== Task statement ==
Note each line of the listing that contains the string "style", and copy it.

--- START OF Data supplied ---

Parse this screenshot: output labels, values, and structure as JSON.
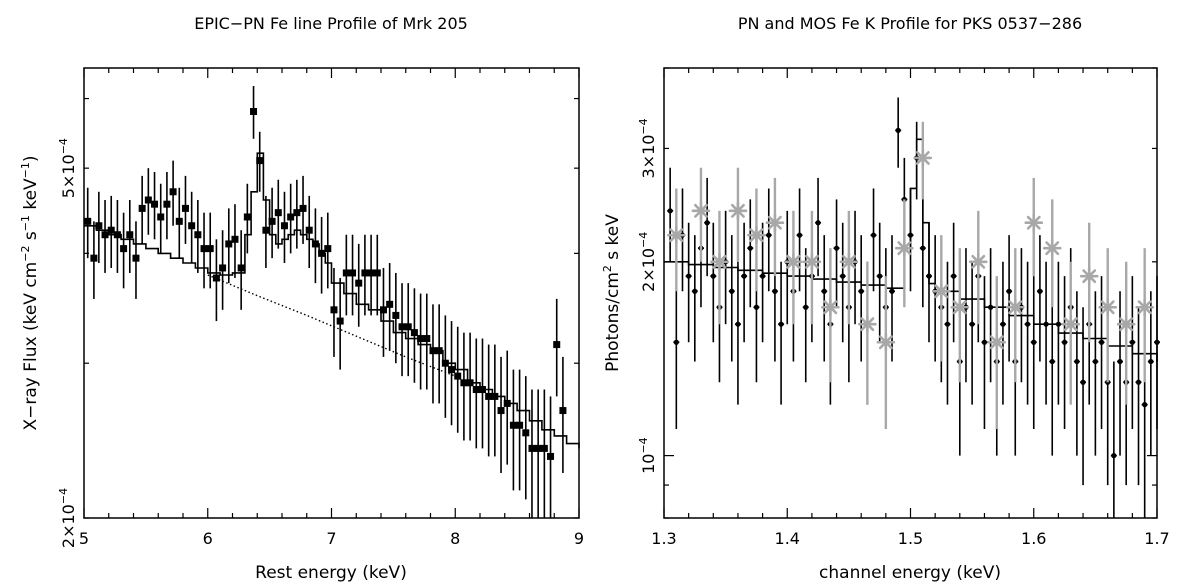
{
  "chart_data": [
    {
      "type": "scatter",
      "title": "EPIC−PN Fe line Profile of Mrk 205",
      "xlabel": "Rest energy (keV)",
      "ylabel_parts": [
        "X−ray Flux (keV cm",
        "−2",
        " s",
        "−1",
        " keV",
        "−1",
        ")"
      ],
      "xlim": [
        5,
        9
      ],
      "ylim": [
        0.0002,
        0.00065
      ],
      "yscale": "log",
      "x_ticks": [
        5,
        6,
        7,
        8,
        9
      ],
      "y_tick_labels": [
        {
          "value": 0.0002,
          "mantissa": "2×10",
          "exp": "−4"
        },
        {
          "value": 0.0005,
          "mantissa": "5×10",
          "exp": "−4"
        }
      ],
      "series": [
        {
          "style": "black-squares",
          "x": [
            5.03,
            5.08,
            5.12,
            5.17,
            5.22,
            5.27,
            5.32,
            5.37,
            5.42,
            5.47,
            5.52,
            5.57,
            5.62,
            5.67,
            5.72,
            5.77,
            5.82,
            5.87,
            5.92,
            5.97,
            6.02,
            6.07,
            6.12,
            6.17,
            6.22,
            6.27,
            6.32,
            6.37,
            6.42,
            6.47,
            6.52,
            6.57,
            6.62,
            6.67,
            6.72,
            6.77,
            6.82,
            6.87,
            6.92,
            6.97,
            7.02,
            7.07,
            7.12,
            7.17,
            7.22,
            7.27,
            7.32,
            7.37,
            7.42,
            7.47,
            7.52,
            7.57,
            7.62,
            7.67,
            7.72,
            7.77,
            7.82,
            7.87,
            7.92,
            7.97,
            8.02,
            8.07,
            8.12,
            8.17,
            8.22,
            8.27,
            8.32,
            8.37,
            8.42,
            8.47,
            8.52,
            8.57,
            8.62,
            8.67,
            8.72,
            8.77,
            8.82,
            8.87
          ],
          "y": [
            0.000435,
            0.000395,
            0.00043,
            0.00042,
            0.000425,
            0.00042,
            0.000405,
            0.00042,
            0.000395,
            0.00045,
            0.00046,
            0.000455,
            0.00044,
            0.000455,
            0.00047,
            0.000435,
            0.00045,
            0.00043,
            0.00042,
            0.000405,
            0.000405,
            0.000375,
            0.000385,
            0.00041,
            0.000415,
            0.000385,
            0.00044,
            0.00058,
            0.00051,
            0.000425,
            0.000435,
            0.000445,
            0.00043,
            0.00044,
            0.000445,
            0.00045,
            0.000425,
            0.00041,
            0.0004,
            0.000405,
            0.000345,
            0.000335,
            0.00038,
            0.00038,
            0.00037,
            0.00038,
            0.00038,
            0.00038,
            0.000345,
            0.00035,
            0.00034,
            0.00033,
            0.00033,
            0.000325,
            0.00032,
            0.00032,
            0.00031,
            0.00031,
            0.0003,
            0.000295,
            0.00029,
            0.000285,
            0.000285,
            0.00028,
            0.00028,
            0.000275,
            0.000275,
            0.000265,
            0.00027,
            0.000255,
            0.000255,
            0.00025,
            0.00024,
            0.00024,
            0.00024,
            0.000235,
            0.000315,
            0.000265
          ],
          "y_err": 4e-05
        }
      ],
      "model_step": {
        "x": [
          5.0,
          5.1,
          5.2,
          5.3,
          5.4,
          5.5,
          5.6,
          5.7,
          5.8,
          5.9,
          6.0,
          6.1,
          6.2,
          6.3,
          6.35,
          6.4,
          6.45,
          6.5,
          6.55,
          6.6,
          6.65,
          6.7,
          6.75,
          6.8,
          6.85,
          6.9,
          6.95,
          7.0,
          7.1,
          7.2,
          7.3,
          7.4,
          7.5,
          7.6,
          7.7,
          7.8,
          7.9,
          8.0,
          8.1,
          8.2,
          8.3,
          8.4,
          8.5,
          8.6,
          8.7,
          8.8,
          8.9,
          9.0
        ],
        "y": [
          0.00043,
          0.000425,
          0.00042,
          0.000415,
          0.00041,
          0.000405,
          0.0004,
          0.000395,
          0.00039,
          0.000385,
          0.00038,
          0.000378,
          0.00038,
          0.00042,
          0.00047,
          0.00052,
          0.00046,
          0.00042,
          0.00041,
          0.000415,
          0.00042,
          0.000425,
          0.00042,
          0.000415,
          0.00041,
          0.0004,
          0.00039,
          0.00037,
          0.00036,
          0.00035,
          0.000345,
          0.000335,
          0.000325,
          0.00032,
          0.000315,
          0.00031,
          0.0003,
          0.000295,
          0.000285,
          0.00028,
          0.000275,
          0.00027,
          0.000265,
          0.000258,
          0.000252,
          0.000248,
          0.000243,
          0.00024
        ]
      },
      "continuum_dotted": {
        "x": [
          6.0,
          6.4,
          6.8,
          7.2,
          7.6,
          8.0
        ],
        "y": [
          0.000378,
          0.000358,
          0.00034,
          0.000322,
          0.000305,
          0.00029
        ]
      }
    },
    {
      "type": "scatter",
      "title": "PN and MOS Fe K Profile for PKS 0537−286",
      "xlabel": "channel energy (keV)",
      "ylabel_parts": [
        "Photons/cm",
        "2",
        " s keV"
      ],
      "xlim": [
        1.3,
        1.7
      ],
      "ylim": [
        8e-05,
        0.0004
      ],
      "yscale": "log",
      "x_ticks": [
        1.3,
        1.4,
        1.5,
        1.6,
        1.7
      ],
      "y_tick_labels": [
        {
          "value": 0.0001,
          "mantissa": "10",
          "exp": "−4"
        },
        {
          "value": 0.0002,
          "mantissa": "2×10",
          "exp": "−4"
        },
        {
          "value": 0.0003,
          "mantissa": "3×10",
          "exp": "−4"
        }
      ],
      "series": [
        {
          "style": "black-dots",
          "x": [
            1.305,
            1.31,
            1.315,
            1.32,
            1.325,
            1.33,
            1.335,
            1.34,
            1.345,
            1.35,
            1.355,
            1.36,
            1.365,
            1.37,
            1.375,
            1.38,
            1.385,
            1.39,
            1.395,
            1.4,
            1.405,
            1.41,
            1.415,
            1.42,
            1.425,
            1.43,
            1.435,
            1.44,
            1.445,
            1.45,
            1.455,
            1.46,
            1.465,
            1.47,
            1.475,
            1.48,
            1.485,
            1.49,
            1.495,
            1.5,
            1.505,
            1.51,
            1.515,
            1.52,
            1.525,
            1.53,
            1.535,
            1.54,
            1.545,
            1.55,
            1.555,
            1.56,
            1.565,
            1.57,
            1.575,
            1.58,
            1.585,
            1.59,
            1.595,
            1.6,
            1.605,
            1.61,
            1.615,
            1.62,
            1.625,
            1.63,
            1.635,
            1.64,
            1.645,
            1.65,
            1.655,
            1.66,
            1.665,
            1.67,
            1.675,
            1.68,
            1.685,
            1.69,
            1.695,
            1.7
          ],
          "y": [
            0.00024,
            0.00015,
            0.00022,
            0.00019,
            0.00018,
            0.00021,
            0.00023,
            0.00019,
            0.00017,
            0.0002,
            0.00018,
            0.00016,
            0.00019,
            0.00021,
            0.00017,
            0.00019,
            0.00022,
            0.00018,
            0.00016,
            0.0002,
            0.00018,
            0.00022,
            0.00017,
            0.00019,
            0.00023,
            0.00018,
            0.00016,
            0.00021,
            0.00019,
            0.00017,
            0.0002,
            0.00018,
            0.00016,
            0.00022,
            0.00019,
            0.00017,
            0.00018,
            0.00032,
            0.00025,
            0.00022,
            0.00029,
            0.00021,
            0.00019,
            0.00018,
            0.00017,
            0.00016,
            0.00019,
            0.00014,
            0.00017,
            0.00016,
            0.00019,
            0.00015,
            0.00017,
            0.00014,
            0.00016,
            0.00018,
            0.00014,
            0.00017,
            0.00016,
            0.00015,
            0.00018,
            0.00016,
            0.00014,
            0.00016,
            0.00015,
            0.00017,
            0.00014,
            0.00013,
            0.00016,
            0.00014,
            0.00015,
            0.00013,
            0.0001,
            0.00014,
            0.00013,
            0.00015,
            0.00013,
            0.00012,
            0.00014,
            0.00015
          ],
          "y_err": 4e-05
        },
        {
          "style": "gray-stars",
          "x": [
            1.31,
            1.33,
            1.345,
            1.36,
            1.375,
            1.39,
            1.405,
            1.42,
            1.435,
            1.45,
            1.465,
            1.48,
            1.495,
            1.51,
            1.525,
            1.54,
            1.555,
            1.57,
            1.585,
            1.6,
            1.615,
            1.63,
            1.645,
            1.66,
            1.675,
            1.69
          ],
          "y": [
            0.00022,
            0.00024,
            0.0002,
            0.00024,
            0.00022,
            0.00023,
            0.0002,
            0.0002,
            0.00017,
            0.0002,
            0.00016,
            0.00015,
            0.00021,
            0.00029,
            0.00018,
            0.00017,
            0.0002,
            0.00015,
            0.00017,
            0.00023,
            0.00021,
            0.00016,
            0.00019,
            0.00017,
            0.00016,
            0.00017
          ],
          "y_err": 4e-05
        }
      ],
      "model_step": {
        "x": [
          1.3,
          1.32,
          1.34,
          1.36,
          1.38,
          1.4,
          1.42,
          1.44,
          1.46,
          1.48,
          1.49,
          1.495,
          1.5,
          1.505,
          1.51,
          1.515,
          1.52,
          1.54,
          1.56,
          1.58,
          1.6,
          1.62,
          1.64,
          1.66,
          1.68,
          1.7
        ],
        "y": [
          0.0002,
          0.000198,
          0.000196,
          0.000194,
          0.000192,
          0.00019,
          0.000188,
          0.000186,
          0.000184,
          0.000182,
          0.000182,
          0.00021,
          0.00026,
          0.00031,
          0.00023,
          0.000185,
          0.00018,
          0.000175,
          0.00017,
          0.000165,
          0.00016,
          0.000155,
          0.000152,
          0.000148,
          0.000144,
          0.00014
        ]
      }
    }
  ]
}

--- END OF Data supplied ---

== Finished answer ==
          "style": "black-squares",
          "style": "black-dots",
          "style": "gray-stars",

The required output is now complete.